• **REQUIREMENTS**: Every line of the material below should be repeated exactly.

• **GIVEN ENTRIES**:
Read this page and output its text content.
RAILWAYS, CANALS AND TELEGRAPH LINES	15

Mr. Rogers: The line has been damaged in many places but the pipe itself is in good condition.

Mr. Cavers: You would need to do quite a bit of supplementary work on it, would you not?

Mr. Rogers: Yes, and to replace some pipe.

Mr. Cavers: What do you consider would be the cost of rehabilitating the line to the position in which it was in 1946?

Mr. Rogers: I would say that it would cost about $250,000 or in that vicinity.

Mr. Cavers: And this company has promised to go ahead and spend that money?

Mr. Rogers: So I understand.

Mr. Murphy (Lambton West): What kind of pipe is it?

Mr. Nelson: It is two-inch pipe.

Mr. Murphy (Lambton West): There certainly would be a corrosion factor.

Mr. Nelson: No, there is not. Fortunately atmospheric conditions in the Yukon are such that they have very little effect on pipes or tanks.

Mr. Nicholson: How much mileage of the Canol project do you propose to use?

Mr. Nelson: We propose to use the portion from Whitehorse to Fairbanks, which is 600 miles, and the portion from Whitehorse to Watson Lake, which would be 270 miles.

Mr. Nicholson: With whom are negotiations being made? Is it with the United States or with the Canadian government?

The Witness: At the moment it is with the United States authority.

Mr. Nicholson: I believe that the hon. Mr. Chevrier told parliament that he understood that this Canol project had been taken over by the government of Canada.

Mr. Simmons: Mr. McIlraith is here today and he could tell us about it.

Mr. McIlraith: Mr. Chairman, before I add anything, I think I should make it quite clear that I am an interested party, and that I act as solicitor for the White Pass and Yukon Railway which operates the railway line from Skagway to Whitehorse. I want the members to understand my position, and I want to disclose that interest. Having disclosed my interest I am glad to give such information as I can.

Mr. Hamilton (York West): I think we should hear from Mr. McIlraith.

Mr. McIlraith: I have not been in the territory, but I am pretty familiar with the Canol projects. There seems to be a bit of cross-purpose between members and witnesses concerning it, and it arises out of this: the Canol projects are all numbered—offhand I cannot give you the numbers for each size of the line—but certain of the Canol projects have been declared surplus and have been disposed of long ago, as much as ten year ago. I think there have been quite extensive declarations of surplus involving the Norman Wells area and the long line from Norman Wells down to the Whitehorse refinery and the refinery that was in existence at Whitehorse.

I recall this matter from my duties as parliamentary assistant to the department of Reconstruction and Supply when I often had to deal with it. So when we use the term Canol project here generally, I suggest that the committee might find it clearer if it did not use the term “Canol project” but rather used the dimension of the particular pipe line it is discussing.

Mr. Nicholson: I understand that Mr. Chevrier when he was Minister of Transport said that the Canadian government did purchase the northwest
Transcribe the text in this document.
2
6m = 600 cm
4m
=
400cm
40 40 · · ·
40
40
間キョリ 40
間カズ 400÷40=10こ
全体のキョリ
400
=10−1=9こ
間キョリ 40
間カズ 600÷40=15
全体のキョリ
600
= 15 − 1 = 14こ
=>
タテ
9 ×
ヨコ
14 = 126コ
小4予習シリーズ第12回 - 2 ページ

• **CORRECT ANSWER**:
Read this page and output its text content.
RAILWAYS, CANALS AND TELEGRAPH LINES	15

Mr. Rogers: The line has been damaged in many places but the pipe itself is in good condition.

Mr. Cavers: You would need to do quite a bit of supplementary work on it, would you not?

Mr. Rogers: Yes, and to replace some pipe.

Mr. Cavers: What do you consider would be the cost of rehabilitating the line to the position in which it was in 1946?

Mr. Rogers: I would say that it would cost about $250,000 or in that vicinity.

Mr. Cavers: And this company has promised to go ahead and spend that money?

Mr. Rogers: So I understand.

Mr. Murphy (Lambton West): What kind of pipe is it?

Mr. Nelson: It is two-inch pipe.

Mr. Murphy (Lambton West): There certainly would be a corrosion factor.

Mr. Nelson: No, there is not. Fortunately atmospheric conditions in the Yukon are such that they have very little effect on pipes or tanks.

Mr. Nicholson: How much mileage of the Canol project do you propose to use?

Mr. Nelson: We propose to use the portion from Whitehorse to Fairbanks, which is 600 miles, and the portion from Whitehorse to Watson Lake, which would be 270 miles.

Mr. Nicholson: With whom are negotiations being made? Is it with the United States or with the Canadian government?

The Witness: At the moment it is with the United States authority.

Mr. Nicholson: I believe that the hon. Mr. Chevrier told parliament that he understood that this Canol project had been taken over by the government of Canada.

Mr. Simmons: Mr. McIlraith is here today and he could tell us about it.

Mr. McIlraith: Mr. Chairman, before I add anything, I think I should make it quite clear that I am an interested party, and that I act as solicitor for the White Pass and Yukon Railway which operates the railway line from Skagway to Whitehorse. I want the members to understand my position, and I want to disclose that interest. Having disclosed my interest I am glad to give such information as I can.

Mr. Hamilton (York West): I think we should hear from Mr. McIlraith.

Mr. McIlraith: I have not been in the territory, but I am pretty familiar with the Canol projects. There seems to be a bit of cross-purpose between members and witnesses concerning it, and it arises out of this: the Canol projects are all numbered—offhand I cannot give you the numbers for each size of the line—but certain of the Canol projects have been declared surplus and have been disposed of long ago, as much as ten year ago. I think there have been quite extensive declarations of surplus involving the Norman Wells area and the long line from Norman Wells down to the Whitehorse refinery and the refinery that was in existence at Whitehorse.

I recall this matter from my duties as parliamentary assistant to the department of Reconstruction and Supply when I often had to deal with it. So when we use the term Canol project here generally, I suggest that the committee might find it clearer if it did not use the term “Canol project” but rather used the dimension of the particular pipe line it is discussing.

Mr. Nicholson: I understand that Mr. Chevrier when he was Minister of Transport said that the Canadian government did purchase the northwest
Transcribe the text in this document.
2
6m = 600 cm
4m
=
400cm
40 40 · · ·
40
40
間キョリ 40
間カズ 400÷40=10こ
全体のキョリ
400
=10−1=9こ
間キョリ 40
間カズ 600÷40=15
全体のキョリ
600
= 15 − 1 = 14こ
=>
タテ
9 ×
ヨコ
14 = 126コ
小4予習シリーズ第12回 - 2 ページ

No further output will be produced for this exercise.